- EXERCISE REQUIREMENTS -
Write out the full set of records below exactly.

- RECORDS PROVIDED -
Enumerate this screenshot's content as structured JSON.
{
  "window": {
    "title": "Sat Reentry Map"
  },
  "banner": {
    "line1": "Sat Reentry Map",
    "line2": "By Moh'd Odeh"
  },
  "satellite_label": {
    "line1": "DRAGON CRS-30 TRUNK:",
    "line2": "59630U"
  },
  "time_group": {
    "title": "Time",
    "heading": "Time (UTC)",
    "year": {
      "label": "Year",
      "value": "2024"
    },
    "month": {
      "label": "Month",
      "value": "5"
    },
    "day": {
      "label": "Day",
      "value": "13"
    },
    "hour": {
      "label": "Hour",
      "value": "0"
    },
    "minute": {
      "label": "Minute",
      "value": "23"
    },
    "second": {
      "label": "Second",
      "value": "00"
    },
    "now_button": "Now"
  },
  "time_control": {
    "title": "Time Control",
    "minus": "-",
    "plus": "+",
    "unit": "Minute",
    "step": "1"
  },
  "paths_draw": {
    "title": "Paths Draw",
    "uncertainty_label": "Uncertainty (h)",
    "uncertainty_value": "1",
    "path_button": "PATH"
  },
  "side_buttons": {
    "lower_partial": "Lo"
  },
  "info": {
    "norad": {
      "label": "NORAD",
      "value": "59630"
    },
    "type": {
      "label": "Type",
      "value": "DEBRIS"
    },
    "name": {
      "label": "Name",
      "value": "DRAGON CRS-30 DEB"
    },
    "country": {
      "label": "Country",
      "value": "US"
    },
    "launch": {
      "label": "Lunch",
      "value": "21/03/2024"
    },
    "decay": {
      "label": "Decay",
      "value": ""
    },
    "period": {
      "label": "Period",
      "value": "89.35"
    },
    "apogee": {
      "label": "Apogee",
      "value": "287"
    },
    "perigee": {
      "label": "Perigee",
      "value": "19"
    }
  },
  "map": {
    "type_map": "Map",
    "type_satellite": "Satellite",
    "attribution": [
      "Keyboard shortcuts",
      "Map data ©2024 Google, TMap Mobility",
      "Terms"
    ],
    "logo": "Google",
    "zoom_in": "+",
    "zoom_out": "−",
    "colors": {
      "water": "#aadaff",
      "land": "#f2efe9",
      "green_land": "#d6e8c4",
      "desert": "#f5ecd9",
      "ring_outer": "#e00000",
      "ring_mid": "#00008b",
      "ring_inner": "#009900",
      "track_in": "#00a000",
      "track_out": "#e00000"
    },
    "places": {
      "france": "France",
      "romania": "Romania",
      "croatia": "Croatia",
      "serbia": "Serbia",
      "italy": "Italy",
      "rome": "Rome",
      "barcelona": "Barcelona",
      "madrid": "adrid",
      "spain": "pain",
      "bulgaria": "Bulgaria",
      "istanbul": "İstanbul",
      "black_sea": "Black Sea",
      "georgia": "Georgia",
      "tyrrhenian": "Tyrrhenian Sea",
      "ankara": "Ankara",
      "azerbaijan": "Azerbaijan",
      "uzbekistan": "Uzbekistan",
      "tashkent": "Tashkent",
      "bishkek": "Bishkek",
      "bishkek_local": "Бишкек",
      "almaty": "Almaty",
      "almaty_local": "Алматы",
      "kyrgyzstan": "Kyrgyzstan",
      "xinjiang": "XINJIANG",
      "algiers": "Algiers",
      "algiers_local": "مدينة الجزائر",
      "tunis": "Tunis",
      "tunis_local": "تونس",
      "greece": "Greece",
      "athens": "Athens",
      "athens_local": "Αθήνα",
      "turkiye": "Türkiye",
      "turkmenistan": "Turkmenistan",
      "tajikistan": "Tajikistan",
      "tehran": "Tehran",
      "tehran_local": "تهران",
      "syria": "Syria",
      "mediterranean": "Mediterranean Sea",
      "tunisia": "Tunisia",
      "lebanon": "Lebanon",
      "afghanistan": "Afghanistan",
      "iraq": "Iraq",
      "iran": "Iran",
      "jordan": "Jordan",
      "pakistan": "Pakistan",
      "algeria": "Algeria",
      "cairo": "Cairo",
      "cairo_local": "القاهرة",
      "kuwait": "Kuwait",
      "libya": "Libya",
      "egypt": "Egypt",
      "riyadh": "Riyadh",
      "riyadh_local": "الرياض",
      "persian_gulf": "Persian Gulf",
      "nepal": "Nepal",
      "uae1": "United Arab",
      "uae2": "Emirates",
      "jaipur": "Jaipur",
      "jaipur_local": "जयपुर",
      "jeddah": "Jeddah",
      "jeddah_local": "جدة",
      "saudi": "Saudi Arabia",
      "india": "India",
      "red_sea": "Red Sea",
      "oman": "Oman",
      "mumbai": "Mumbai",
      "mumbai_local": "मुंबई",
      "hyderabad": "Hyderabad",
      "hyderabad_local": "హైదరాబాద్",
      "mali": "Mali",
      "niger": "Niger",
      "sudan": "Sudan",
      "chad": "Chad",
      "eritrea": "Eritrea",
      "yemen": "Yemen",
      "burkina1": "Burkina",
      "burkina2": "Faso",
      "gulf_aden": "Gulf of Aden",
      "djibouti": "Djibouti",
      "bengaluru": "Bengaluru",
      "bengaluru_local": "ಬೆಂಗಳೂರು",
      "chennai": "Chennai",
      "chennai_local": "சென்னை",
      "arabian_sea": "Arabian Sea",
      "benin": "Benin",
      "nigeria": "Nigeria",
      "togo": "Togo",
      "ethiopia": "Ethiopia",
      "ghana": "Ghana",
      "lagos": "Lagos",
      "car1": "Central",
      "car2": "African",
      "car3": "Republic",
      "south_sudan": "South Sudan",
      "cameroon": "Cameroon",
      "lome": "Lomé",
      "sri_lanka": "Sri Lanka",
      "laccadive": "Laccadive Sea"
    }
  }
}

- OUTPUT BELOW -
Enumerate this screenshot's content as structured JSON.
{
  "window": {
    "title": "Sat Reentry Map"
  },
  "banner": {
    "line1": "Sat Reentry Map",
    "line2": "By Moh'd Odeh"
  },
  "satellite_label": {
    "line1": "DRAGON CRS-30 TRUNK:",
    "line2": "59630U"
  },
  "time_group": {
    "title": "Time",
    "heading": "Time (UTC)",
    "year": {
      "label": "Year",
      "value": "2024"
    },
    "month": {
      "label": "Month",
      "value": "5"
    },
    "day": {
      "label": "Day",
      "value": "13"
    },
    "hour": {
      "label": "Hour",
      "value": "0"
    },
    "minute": {
      "label": "Minute",
      "value": "23"
    },
    "second": {
      "label": "Second",
      "value": "00"
    },
    "now_button": "Now"
  },
  "time_control": {
    "title": "Time Control",
    "minus": "-",
    "plus": "+",
    "unit": "Minute",
    "step": "1"
  },
  "paths_draw": {
    "title": "Paths Draw",
    "uncertainty_label": "Uncertainty (h)",
    "uncertainty_value": "1",
    "path_button": "PATH"
  },
  "side_buttons": {
    "lower_partial": "Lo"
  },
  "info": {
    "norad": {
      "label": "NORAD",
      "value": "59630"
    },
    "type": {
      "label": "Type",
      "value": "DEBRIS"
    },
    "name": {
      "label": "Name",
      "value": "DRAGON CRS-30 DEB"
    },
    "country": {
      "label": "Country",
      "value": "US"
    },
    "launch": {
      "label": "Lunch",
      "value": "21/03/2024"
    },
    "decay": {
      "label": "Decay",
      "value": ""
    },
    "period": {
      "label": "Period",
      "value": "89.35"
    },
    "apogee": {
      "label": "Apogee",
      "value": "287"
    },
    "perigee": {
      "label": "Perigee",
      "value": "19"
    }
  },
  "map": {
    "type_map": "Map",
    "type_satellite": "Satellite",
    "attribution": [
      "Keyboard shortcuts",
      "Map data ©2024 Google, TMap Mobility",
      "Terms"
    ],
    "logo": "Google",
    "zoom_in": "+",
    "zoom_out": "−",
    "colors": {
      "water": "#aadaff",
      "land": "#f2efe9",
      "green_land": "#d6e8c4",
      "desert": "#f5ecd9",
      "ring_outer": "#e00000",
      "ring_mid": "#00008b",
      "ring_inner": "#009900",
      "track_in": "#00a000",
      "track_out": "#e00000"
    },
    "places": {
      "france": "France",
      "romania": "Romania",
      "croatia": "Croatia",
      "serbia": "Serbia",
      "italy": "Italy",
      "rome": "Rome",
      "barcelona": "Barcelona",
      "madrid": "adrid",
      "spain": "pain",
      "bulgaria": "Bulgaria",
      "istanbul": "İstanbul",
      "black_sea": "Black Sea",
      "georgia": "Georgia",
      "tyrrhenian": "Tyrrhenian Sea",
      "ankara": "Ankara",
      "azerbaijan": "Azerbaijan",
      "uzbekistan": "Uzbekistan",
      "tashkent": "Tashkent",
      "bishkek": "Bishkek",
      "bishkek_local": "Бишкек",
      "almaty": "Almaty",
      "almaty_local": "Алматы",
      "kyrgyzstan": "Kyrgyzstan",
      "xinjiang": "XINJIANG",
      "algiers": "Algiers",
      "algiers_local": "مدينة الجزائر",
      "tunis": "Tunis",
      "tunis_local": "تونس",
      "greece": "Greece",
      "athens": "Athens",
      "athens_local": "Αθήνα",
      "turkiye": "Türkiye",
      "turkmenistan": "Turkmenistan",
      "tajikistan": "Tajikistan",
      "tehran": "Tehran",
      "tehran_local": "تهران",
      "syria": "Syria",
      "mediterranean": "Mediterranean Sea",
      "tunisia": "Tunisia",
      "lebanon": "Lebanon",
      "afghanistan": "Afghanistan",
      "iraq": "Iraq",
      "iran": "Iran",
      "jordan": "Jordan",
      "pakistan": "Pakistan",
      "algeria": "Algeria",
      "cairo": "Cairo",
      "cairo_local": "القاهرة",
      "kuwait": "Kuwait",
      "libya": "Libya",
      "egypt": "Egypt",
      "riyadh": "Riyadh",
      "riyadh_local": "الرياض",
      "persian_gulf": "Persian Gulf",
      "nepal": "Nepal",
      "uae1": "United Arab",
      "uae2": "Emirates",
      "jaipur": "Jaipur",
      "jaipur_local": "जयपुर",
      "jeddah": "Jeddah",
      "jeddah_local": "جدة",
      "saudi": "Saudi Arabia",
      "india": "India",
      "red_sea": "Red Sea",
      "oman": "Oman",
      "mumbai": "Mumbai",
      "mumbai_local": "मुंबई",
      "hyderabad": "Hyderabad",
      "hyderabad_local": "హైదరాబాద్",
      "mali": "Mali",
      "niger": "Niger",
      "sudan": "Sudan",
      "chad": "Chad",
      "eritrea": "Eritrea",
      "yemen": "Yemen",
      "burkina1": "Burkina",
      "burkina2": "Faso",
      "gulf_aden": "Gulf of Aden",
      "djibouti": "Djibouti",
      "bengaluru": "Bengaluru",
      "bengaluru_local": "ಬೆಂಗಳೂರು",
      "chennai": "Chennai",
      "chennai_local": "சென்னை",
      "arabian_sea": "Arabian Sea",
      "benin": "Benin",
      "nigeria": "Nigeria",
      "togo": "Togo",
      "ethiopia": "Ethiopia",
      "ghana": "Ghana",
      "lagos": "Lagos",
      "car1": "Central",
      "car2": "African",
      "car3": "Republic",
      "south_sudan": "South Sudan",
      "cameroon": "Cameroon",
      "lome": "Lomé",
      "sri_lanka": "Sri Lanka",
      "laccadive": "Laccadive Sea"
    }
  }
}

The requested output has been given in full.